* **Request**
Find each line containing the string "docx". Copy it.

>> Begin Given records

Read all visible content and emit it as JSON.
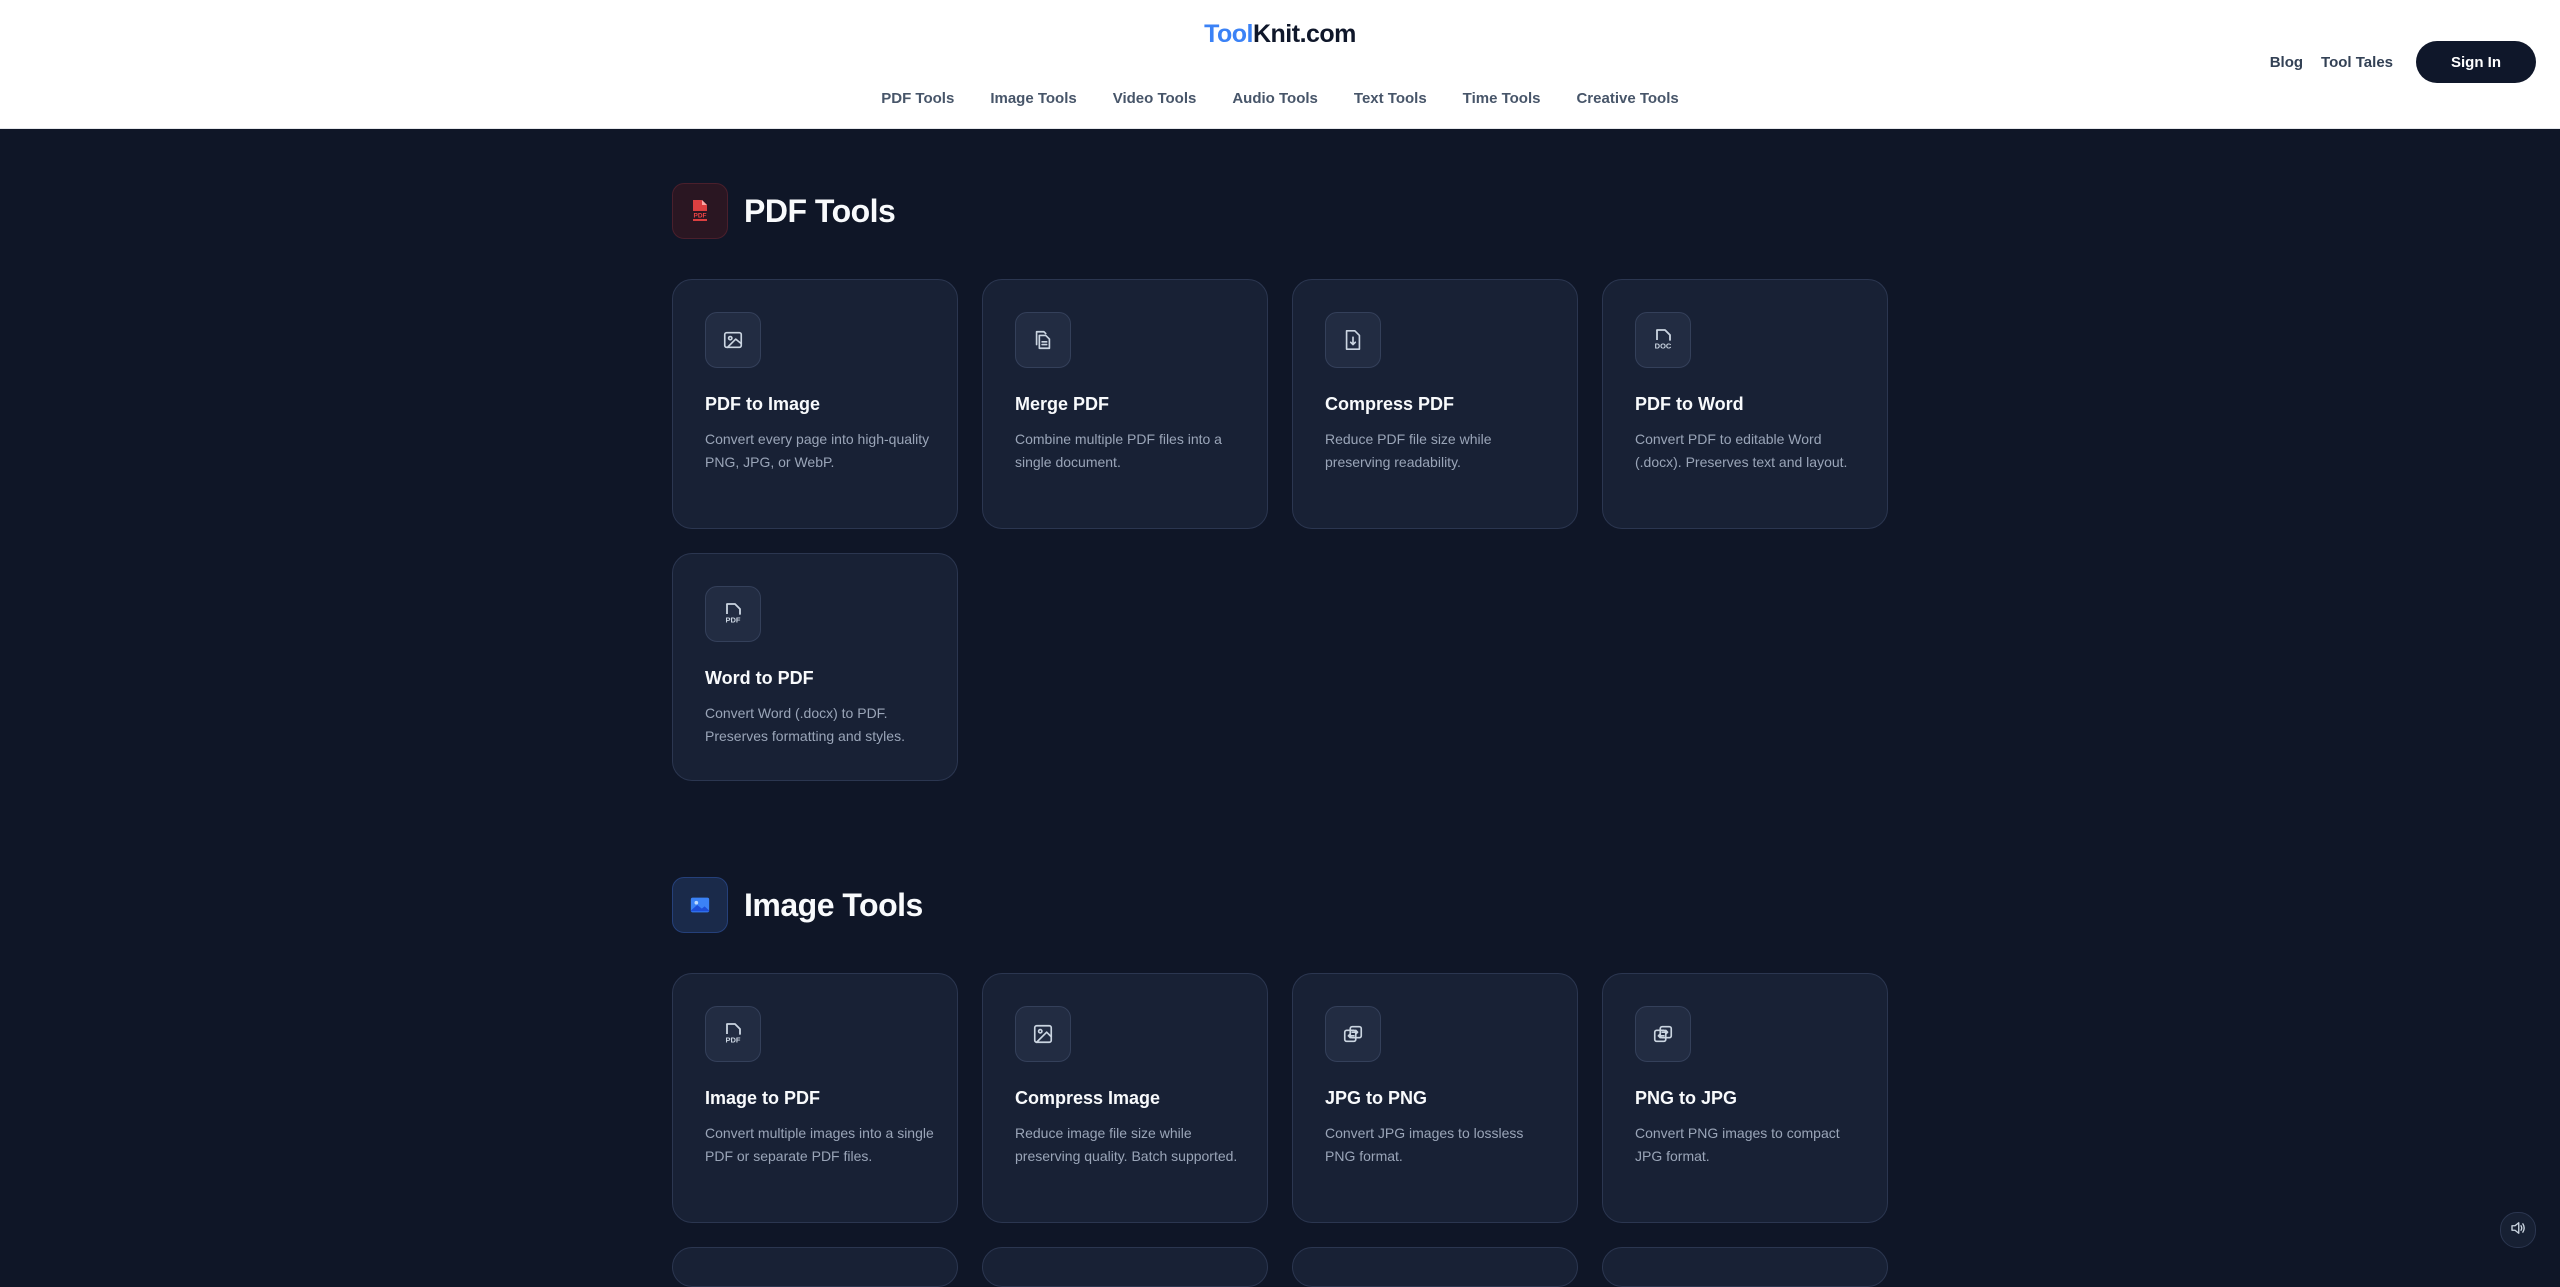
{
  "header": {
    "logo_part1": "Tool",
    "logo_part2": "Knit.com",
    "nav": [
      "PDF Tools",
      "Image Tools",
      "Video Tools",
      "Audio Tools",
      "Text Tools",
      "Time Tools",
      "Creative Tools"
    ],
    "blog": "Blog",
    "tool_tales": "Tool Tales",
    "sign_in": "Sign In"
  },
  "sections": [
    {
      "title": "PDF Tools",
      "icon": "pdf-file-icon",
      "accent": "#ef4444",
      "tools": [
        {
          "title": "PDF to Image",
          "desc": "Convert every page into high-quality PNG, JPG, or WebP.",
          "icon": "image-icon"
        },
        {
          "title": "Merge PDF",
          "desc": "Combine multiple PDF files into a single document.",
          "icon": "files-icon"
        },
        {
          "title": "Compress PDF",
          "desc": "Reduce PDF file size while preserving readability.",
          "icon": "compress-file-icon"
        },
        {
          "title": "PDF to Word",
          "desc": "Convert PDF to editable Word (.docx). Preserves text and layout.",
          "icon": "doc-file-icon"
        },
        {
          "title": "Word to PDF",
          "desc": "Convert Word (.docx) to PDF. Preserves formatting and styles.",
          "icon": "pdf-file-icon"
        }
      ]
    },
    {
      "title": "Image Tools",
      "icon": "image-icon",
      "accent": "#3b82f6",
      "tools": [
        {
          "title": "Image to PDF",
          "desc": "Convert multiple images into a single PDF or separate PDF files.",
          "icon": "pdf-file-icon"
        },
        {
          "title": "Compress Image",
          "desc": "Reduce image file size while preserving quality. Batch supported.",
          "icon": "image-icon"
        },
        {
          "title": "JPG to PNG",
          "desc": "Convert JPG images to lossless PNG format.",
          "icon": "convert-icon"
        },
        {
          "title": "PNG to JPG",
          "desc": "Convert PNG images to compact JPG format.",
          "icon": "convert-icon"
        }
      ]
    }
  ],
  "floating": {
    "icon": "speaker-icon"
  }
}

>> End Given records
>> Begin Given records

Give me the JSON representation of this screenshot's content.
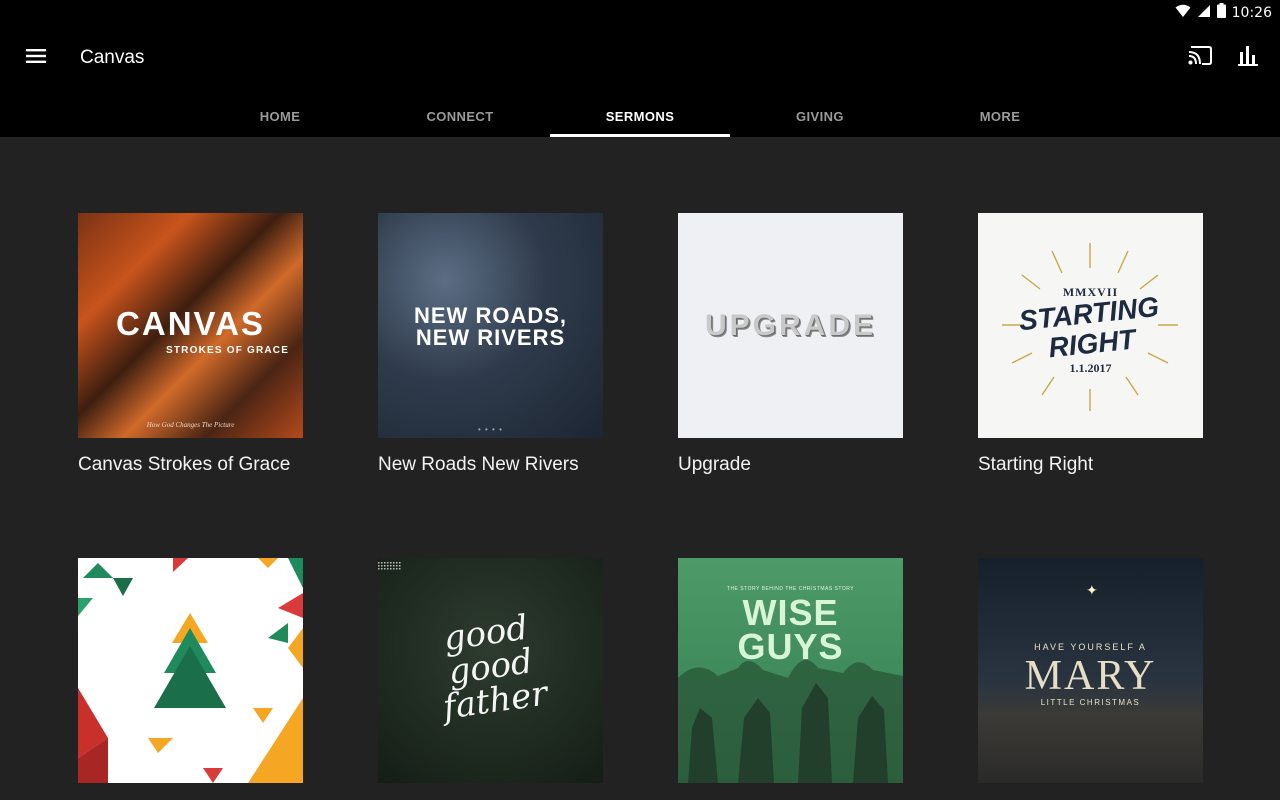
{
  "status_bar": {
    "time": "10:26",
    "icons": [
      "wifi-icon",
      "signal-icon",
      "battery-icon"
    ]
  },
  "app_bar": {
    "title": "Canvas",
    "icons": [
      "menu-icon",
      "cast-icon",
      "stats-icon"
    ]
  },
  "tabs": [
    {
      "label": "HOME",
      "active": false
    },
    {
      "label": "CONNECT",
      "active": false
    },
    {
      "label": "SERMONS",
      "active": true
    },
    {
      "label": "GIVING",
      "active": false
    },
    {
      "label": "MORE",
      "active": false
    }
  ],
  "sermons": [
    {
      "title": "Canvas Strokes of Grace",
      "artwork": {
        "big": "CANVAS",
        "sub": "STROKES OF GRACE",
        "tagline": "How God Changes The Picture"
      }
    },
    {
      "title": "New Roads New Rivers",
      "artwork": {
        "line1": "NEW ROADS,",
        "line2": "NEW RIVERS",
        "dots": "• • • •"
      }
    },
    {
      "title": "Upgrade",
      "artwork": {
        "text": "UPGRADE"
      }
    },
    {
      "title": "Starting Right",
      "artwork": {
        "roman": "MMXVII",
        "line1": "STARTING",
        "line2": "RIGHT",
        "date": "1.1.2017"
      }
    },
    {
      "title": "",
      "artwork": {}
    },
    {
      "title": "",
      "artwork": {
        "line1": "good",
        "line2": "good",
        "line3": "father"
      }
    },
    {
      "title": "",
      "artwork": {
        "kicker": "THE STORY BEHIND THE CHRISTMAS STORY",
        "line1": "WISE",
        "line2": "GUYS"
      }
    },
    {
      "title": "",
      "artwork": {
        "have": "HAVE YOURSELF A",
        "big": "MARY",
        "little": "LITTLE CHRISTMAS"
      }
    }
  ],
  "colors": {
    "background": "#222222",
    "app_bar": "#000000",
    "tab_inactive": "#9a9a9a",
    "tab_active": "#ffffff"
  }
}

>> End Given records

* **Result for this task**
          "desc": "Convert PDF to editable Word (.docx). Preserves text and layout.",
          "desc": "Convert Word (.docx) to PDF. Preserves formatting and styles.",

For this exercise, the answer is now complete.